Extracts from a graphics dataset:
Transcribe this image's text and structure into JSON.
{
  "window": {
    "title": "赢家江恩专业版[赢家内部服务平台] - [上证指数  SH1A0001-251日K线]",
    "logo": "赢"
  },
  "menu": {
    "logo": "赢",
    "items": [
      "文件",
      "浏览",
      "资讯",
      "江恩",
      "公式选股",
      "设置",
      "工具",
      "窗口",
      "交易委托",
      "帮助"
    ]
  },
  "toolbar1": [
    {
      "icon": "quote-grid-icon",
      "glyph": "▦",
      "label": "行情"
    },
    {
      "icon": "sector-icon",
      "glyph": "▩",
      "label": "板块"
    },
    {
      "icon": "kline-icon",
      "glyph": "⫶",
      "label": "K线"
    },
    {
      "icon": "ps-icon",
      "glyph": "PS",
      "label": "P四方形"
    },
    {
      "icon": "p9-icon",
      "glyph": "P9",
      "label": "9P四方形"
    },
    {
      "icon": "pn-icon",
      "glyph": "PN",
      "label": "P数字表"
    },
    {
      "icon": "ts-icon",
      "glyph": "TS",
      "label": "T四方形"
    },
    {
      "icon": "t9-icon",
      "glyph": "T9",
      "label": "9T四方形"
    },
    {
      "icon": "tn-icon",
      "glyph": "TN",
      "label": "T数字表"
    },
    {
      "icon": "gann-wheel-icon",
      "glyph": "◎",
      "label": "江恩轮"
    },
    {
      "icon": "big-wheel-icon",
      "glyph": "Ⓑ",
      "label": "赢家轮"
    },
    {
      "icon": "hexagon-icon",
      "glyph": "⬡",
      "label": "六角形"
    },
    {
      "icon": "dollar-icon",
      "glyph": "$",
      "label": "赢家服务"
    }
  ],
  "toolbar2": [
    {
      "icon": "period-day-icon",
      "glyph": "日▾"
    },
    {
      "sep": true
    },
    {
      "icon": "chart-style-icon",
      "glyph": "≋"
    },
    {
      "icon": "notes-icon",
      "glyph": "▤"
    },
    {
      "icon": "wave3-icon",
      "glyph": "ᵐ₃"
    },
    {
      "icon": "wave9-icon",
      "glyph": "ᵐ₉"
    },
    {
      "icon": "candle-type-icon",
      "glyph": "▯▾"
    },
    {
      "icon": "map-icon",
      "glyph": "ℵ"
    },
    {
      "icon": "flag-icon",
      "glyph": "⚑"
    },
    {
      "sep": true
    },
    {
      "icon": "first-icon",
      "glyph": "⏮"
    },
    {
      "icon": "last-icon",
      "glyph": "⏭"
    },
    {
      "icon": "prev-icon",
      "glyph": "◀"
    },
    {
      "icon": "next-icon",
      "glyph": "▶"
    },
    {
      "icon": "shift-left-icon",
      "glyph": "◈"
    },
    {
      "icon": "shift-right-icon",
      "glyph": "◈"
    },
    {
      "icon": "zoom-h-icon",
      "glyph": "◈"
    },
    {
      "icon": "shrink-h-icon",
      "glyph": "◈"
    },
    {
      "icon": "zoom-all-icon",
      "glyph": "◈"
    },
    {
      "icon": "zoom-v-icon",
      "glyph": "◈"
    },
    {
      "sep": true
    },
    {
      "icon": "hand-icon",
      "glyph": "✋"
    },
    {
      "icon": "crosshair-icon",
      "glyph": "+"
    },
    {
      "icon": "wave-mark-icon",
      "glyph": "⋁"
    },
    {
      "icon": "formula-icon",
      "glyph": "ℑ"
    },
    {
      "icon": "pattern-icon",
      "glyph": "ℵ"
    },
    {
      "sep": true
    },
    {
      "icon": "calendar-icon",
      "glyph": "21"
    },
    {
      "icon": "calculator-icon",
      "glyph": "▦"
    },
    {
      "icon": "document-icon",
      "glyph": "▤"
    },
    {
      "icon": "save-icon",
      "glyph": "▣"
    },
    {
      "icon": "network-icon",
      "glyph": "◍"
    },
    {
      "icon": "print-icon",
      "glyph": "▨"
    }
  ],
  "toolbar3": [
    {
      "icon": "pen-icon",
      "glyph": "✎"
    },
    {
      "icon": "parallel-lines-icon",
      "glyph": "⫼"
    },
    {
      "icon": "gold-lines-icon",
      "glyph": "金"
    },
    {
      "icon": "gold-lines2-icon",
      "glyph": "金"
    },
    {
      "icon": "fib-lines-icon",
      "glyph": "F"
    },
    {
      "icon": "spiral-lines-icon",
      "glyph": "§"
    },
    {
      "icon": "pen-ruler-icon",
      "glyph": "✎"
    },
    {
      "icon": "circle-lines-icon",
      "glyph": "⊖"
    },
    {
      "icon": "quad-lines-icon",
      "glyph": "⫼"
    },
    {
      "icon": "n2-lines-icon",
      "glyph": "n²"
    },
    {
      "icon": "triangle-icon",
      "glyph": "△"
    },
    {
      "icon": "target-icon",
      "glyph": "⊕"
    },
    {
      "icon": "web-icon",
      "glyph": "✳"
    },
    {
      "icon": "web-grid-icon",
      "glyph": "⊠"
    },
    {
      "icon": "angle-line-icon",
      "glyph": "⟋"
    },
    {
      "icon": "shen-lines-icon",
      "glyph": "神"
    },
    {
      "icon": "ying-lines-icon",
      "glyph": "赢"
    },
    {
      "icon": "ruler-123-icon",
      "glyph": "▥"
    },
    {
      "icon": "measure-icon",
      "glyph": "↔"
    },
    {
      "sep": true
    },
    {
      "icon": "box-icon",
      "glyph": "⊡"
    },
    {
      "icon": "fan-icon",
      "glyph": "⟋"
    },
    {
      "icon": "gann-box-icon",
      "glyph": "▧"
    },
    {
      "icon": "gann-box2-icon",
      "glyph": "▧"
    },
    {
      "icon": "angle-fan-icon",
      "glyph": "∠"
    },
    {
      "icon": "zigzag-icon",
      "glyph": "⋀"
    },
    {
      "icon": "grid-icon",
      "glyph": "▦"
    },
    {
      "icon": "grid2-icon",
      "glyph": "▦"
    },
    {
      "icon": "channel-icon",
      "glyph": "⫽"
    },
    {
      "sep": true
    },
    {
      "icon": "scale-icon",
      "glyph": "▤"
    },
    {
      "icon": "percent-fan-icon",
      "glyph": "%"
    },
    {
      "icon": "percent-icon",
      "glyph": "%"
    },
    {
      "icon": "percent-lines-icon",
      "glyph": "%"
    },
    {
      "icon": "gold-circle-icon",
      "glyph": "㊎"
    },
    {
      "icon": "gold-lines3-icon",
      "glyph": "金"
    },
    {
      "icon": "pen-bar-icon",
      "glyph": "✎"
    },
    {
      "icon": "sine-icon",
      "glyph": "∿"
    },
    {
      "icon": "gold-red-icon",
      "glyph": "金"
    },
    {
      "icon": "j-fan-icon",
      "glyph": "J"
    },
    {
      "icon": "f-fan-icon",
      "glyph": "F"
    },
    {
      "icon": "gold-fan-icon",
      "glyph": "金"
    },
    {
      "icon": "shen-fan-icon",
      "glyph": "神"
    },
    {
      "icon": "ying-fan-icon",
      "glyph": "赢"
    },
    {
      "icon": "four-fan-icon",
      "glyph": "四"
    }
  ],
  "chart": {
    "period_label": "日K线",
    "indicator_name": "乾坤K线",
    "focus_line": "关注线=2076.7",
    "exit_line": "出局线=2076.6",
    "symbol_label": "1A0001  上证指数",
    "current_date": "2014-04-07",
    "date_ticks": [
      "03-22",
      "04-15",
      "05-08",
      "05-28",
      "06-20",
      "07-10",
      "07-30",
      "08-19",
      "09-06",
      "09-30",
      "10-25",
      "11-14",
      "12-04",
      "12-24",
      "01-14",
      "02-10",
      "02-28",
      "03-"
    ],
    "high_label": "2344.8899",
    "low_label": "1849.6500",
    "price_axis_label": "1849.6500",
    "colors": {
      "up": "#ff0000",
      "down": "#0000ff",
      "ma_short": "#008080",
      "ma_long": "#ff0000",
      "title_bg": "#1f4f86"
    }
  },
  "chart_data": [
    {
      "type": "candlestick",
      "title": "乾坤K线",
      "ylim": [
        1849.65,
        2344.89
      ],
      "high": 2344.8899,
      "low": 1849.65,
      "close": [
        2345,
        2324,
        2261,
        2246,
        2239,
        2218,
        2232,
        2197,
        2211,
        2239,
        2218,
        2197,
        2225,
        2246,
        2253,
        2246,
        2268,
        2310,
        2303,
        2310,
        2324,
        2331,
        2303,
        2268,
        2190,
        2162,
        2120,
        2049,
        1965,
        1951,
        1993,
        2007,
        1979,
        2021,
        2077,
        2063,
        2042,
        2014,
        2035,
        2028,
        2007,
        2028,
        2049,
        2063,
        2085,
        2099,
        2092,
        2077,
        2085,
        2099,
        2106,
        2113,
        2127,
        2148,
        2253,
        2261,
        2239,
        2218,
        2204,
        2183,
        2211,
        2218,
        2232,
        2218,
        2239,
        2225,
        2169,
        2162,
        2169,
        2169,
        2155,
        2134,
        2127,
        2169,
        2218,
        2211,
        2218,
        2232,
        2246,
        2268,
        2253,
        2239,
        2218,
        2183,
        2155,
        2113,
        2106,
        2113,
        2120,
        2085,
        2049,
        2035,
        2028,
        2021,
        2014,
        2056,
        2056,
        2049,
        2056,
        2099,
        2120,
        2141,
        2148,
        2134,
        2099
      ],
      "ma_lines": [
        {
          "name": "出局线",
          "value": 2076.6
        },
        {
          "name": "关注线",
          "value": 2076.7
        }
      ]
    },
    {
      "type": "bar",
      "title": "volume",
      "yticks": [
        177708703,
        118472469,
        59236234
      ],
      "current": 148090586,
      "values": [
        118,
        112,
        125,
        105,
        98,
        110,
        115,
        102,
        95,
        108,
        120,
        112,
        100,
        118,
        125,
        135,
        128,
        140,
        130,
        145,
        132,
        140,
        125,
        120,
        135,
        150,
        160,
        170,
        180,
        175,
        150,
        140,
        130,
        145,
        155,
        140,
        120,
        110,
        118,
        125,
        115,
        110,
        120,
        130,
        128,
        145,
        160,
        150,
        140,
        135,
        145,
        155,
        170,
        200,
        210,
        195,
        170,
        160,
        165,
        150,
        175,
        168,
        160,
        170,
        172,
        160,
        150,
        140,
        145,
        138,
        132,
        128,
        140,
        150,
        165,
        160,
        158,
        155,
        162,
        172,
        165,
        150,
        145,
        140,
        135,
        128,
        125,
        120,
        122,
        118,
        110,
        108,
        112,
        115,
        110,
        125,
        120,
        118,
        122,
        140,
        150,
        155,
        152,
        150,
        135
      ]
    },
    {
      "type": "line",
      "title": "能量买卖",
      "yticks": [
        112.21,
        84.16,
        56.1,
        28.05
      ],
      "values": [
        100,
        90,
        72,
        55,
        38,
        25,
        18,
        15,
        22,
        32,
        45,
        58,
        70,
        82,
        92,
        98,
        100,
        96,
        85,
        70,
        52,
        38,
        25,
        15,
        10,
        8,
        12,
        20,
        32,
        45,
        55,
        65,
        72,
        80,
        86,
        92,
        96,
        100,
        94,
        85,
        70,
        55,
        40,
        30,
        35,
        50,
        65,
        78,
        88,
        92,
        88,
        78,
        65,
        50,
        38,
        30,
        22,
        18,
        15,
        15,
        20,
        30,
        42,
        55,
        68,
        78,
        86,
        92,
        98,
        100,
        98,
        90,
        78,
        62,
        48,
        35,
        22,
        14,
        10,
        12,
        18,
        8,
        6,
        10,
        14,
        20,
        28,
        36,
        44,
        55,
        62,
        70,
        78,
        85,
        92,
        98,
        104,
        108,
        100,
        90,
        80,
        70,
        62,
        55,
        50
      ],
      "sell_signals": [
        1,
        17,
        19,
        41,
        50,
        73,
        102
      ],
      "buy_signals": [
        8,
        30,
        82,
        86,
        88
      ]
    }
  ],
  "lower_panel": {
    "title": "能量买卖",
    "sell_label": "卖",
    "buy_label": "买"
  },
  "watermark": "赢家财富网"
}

**What is required**. Show all lines from the records above where the word "percent" occurs.

**Worked solution**.
      "icon": "percent-fan-icon",
      "icon": "percent-icon",
      "icon": "percent-lines-icon",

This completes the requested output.